(PROBLEM DESCRIPTION)
Scan the listing below for the word "Management" and state how many lines hold it. Write nothing but the number.

#####

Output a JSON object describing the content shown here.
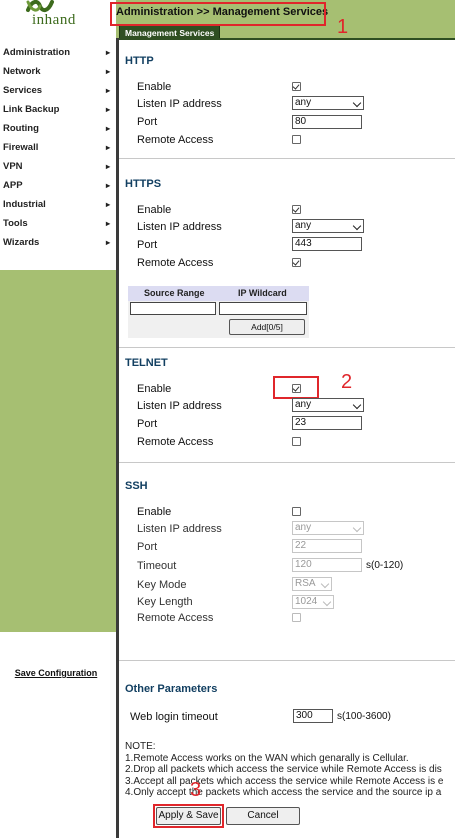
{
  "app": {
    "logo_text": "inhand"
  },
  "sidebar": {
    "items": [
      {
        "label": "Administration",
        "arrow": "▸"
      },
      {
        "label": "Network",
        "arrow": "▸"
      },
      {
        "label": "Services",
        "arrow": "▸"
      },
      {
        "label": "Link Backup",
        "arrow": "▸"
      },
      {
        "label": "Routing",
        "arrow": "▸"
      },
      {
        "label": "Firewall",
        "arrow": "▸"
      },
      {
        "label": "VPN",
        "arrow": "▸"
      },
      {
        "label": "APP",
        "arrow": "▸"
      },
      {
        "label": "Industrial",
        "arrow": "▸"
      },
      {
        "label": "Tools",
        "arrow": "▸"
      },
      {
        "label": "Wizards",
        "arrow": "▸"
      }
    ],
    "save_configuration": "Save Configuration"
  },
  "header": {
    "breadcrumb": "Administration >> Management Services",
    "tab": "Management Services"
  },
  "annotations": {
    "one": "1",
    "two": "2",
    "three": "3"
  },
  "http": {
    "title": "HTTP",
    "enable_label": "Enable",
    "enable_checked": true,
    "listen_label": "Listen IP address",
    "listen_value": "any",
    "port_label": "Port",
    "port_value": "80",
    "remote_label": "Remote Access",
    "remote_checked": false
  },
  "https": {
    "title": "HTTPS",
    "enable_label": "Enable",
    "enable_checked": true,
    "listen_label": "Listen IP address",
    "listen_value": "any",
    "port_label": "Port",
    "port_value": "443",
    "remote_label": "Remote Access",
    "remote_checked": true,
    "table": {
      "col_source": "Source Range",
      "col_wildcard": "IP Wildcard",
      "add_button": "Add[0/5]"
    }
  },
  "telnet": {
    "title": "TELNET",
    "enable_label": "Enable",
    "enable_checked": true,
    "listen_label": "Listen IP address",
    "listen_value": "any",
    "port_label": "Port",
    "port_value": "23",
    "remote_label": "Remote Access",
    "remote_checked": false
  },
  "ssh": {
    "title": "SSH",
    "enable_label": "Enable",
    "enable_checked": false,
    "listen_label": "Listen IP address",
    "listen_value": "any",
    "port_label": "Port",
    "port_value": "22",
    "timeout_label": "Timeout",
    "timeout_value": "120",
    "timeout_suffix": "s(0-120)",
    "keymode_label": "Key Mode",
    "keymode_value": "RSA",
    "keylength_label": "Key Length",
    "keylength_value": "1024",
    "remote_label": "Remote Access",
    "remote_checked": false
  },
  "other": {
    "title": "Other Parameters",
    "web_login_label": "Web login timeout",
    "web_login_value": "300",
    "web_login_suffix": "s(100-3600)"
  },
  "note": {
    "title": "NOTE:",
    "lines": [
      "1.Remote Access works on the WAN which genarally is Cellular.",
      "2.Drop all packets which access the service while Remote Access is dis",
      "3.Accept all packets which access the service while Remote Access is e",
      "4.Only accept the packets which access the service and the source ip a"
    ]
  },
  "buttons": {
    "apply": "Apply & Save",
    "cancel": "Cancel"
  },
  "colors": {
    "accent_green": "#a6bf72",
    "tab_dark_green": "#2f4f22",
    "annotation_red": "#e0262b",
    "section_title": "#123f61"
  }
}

#####

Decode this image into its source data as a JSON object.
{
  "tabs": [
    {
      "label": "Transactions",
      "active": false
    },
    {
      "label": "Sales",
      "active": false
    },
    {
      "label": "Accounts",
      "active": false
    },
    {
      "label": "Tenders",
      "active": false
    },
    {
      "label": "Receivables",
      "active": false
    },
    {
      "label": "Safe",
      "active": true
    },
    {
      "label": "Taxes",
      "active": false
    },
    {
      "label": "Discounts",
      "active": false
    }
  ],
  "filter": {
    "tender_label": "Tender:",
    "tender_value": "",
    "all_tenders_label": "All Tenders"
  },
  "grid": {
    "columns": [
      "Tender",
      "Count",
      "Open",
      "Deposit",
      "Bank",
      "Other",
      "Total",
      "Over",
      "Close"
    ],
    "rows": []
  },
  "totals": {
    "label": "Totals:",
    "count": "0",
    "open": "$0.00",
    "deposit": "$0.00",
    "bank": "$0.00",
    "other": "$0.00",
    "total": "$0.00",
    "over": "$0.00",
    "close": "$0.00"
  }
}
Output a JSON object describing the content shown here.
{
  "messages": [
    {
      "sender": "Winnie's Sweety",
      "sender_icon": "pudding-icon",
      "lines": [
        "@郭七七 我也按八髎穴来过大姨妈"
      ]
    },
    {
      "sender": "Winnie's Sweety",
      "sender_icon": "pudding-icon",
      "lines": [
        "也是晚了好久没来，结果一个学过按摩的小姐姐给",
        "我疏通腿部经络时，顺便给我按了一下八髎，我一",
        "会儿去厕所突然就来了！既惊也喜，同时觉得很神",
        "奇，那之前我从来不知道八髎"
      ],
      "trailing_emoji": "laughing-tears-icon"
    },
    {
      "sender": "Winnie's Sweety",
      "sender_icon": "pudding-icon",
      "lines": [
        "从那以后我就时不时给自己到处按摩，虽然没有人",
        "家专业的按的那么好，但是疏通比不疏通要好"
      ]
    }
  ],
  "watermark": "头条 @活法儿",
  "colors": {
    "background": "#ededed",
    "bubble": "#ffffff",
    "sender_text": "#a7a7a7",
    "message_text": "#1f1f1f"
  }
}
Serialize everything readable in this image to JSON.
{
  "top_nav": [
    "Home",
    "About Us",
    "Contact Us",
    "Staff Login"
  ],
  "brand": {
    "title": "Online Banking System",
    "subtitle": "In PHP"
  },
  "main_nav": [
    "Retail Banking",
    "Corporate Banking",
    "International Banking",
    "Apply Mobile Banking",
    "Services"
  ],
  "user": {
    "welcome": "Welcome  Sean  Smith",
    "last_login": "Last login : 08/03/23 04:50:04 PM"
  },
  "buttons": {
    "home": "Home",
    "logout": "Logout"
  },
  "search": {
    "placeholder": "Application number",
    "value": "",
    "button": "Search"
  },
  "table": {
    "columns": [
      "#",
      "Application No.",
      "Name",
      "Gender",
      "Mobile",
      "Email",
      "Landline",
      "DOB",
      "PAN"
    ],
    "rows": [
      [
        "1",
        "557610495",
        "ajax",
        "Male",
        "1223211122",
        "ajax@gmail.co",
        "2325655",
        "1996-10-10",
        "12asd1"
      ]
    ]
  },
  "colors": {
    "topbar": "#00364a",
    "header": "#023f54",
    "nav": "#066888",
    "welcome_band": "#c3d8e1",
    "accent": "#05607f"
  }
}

#####

(RESPONSE TO THE EXERCISE)
2